▸ Page
^^^^^^^^^^^^^^^^

Written by Ollie Burt 

As a new business, it can be easy to get caught up in the wrong metrics. Sure, customer acquisition is the ultimate goal but there are many other metrics that growing businesses need to be aware of.

Customer churn is one of them.

While it’s not the nicest figure to look at, it’s an important number that paints the truest picture about your customer retention. While you might dream of keeping 100% of your customers for the long haul that’s simply not going to happen.

To get a realistic measure of success for your business you also need to measure the failings. That’s where being aware of customer churn is valuable.

What is customer churn?

Customer churn is the percentage of customers that stopped using your products or services during a defined time period. Churn rate can be seen as the opposite of customer retention. By looking at customer churn in isolation, rather than growth as a whole, businesses can easily identify missed opportunities that could have lead to even greater success.

Why is customer churn important?

You may be wondering why your customer churn rate is important. It’s only natural that you can’t please everyone and for reasons completely outside of your control, you’ll lose some customers along the way.

Well, it’s important because it costs more to acquire new customers than it does to retain existing ones. Existing customers also spend more than new ones, meaning even the smallest increase in customer retention can yield a significant boost to company profit.

When you focus solely on growth indicators, whether that’s customer acquisition or the total value of sales you’re missing opportunities that are right in front of you. And that’s exactly what customer churn is, missed opportunities for further sales. Even if you think your rate of growth is good, and it’s going in the right direction – just think what it would be if you could get your churn rate down too.

When you keep your customer churn rate under control you will naturally see better overall growth. You don’t need to spend as much time and money convincing an existing customer to select your company over others. Just don’t give them a reason to go anywhere else.

Ultimately, if your goal is to launch a business and grow your revenue then the churn rate is representative of everything that’s standing in your way. Churn rate is a growth decelerator. Give it the attention it deserves.

How to calculate customer churn rate

Being able to calculate the customer churn rate for your business is important if you want to improve it. After all, how else will you measure progress? In order to calculate your customer churn rate, first, decide on a time period and count up how many customers you acquired during this period. Secondly, count up all the customers that were lost (or “churned”) and divide this number by the first one.

This will give you a decimal. Multiply that decimal by 100 to get your churn rate expressed as a percentage.

If you’re a subscription-based business, like a SaaS, then you can work it out based on the value of the subscriptions gained and lost in the same way.

If that maths gives you a headache, we’ve built a handy little tool down below.

No matter how you choose to represent your customer churn rate, tracking it is essential to success. Monitoring churn is the first step in understanding how good you are at retaining customers and what actions might result in a higher retention rate.

^^^^^^^^^^^^^^^^

▸ Instructions to follow
Reproduce verbatim the stretch of the customer churn article from "To get a realistic" through "along the way.".

▸ Data block
^^^^^^^^^^^^^^^^

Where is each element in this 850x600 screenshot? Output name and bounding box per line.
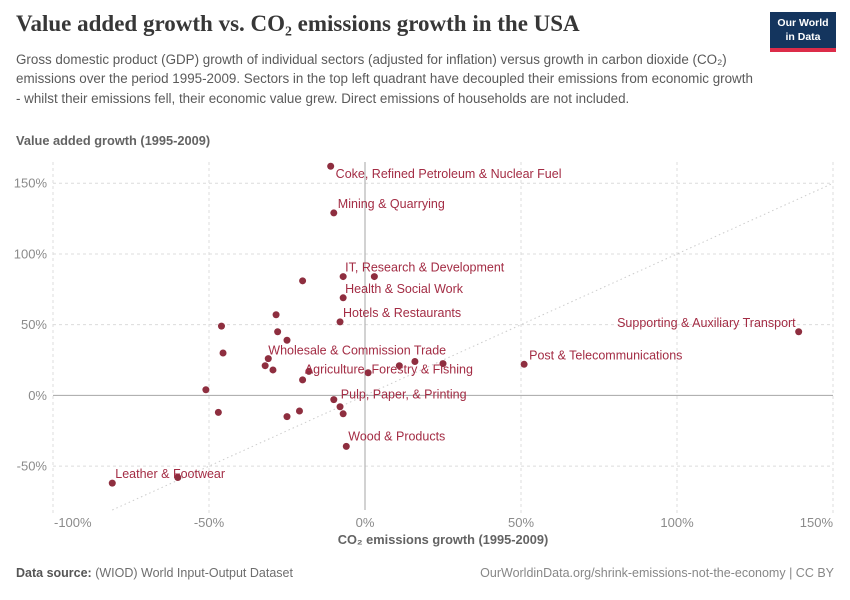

^^^^^^^^^^^^^^^^

▸ Response to this task
To get a realistic measure of success for your business you also need to measure the failings. That’s where being aware of customer churn is valuable.

What is customer churn?

Customer churn is the percentage of customers that stopped using your products or services during a defined time period. Churn rate can be seen as the opposite of customer retention. By looking at customer churn in isolation, rather than growth as a whole, businesses can easily identify missed opportunities that could have lead to even greater success.

Why is customer churn important?

You may be wondering why your customer churn rate is important. It’s only natural that you can’t please everyone and for reasons completely outside of your control, you’ll lose some customers along the way.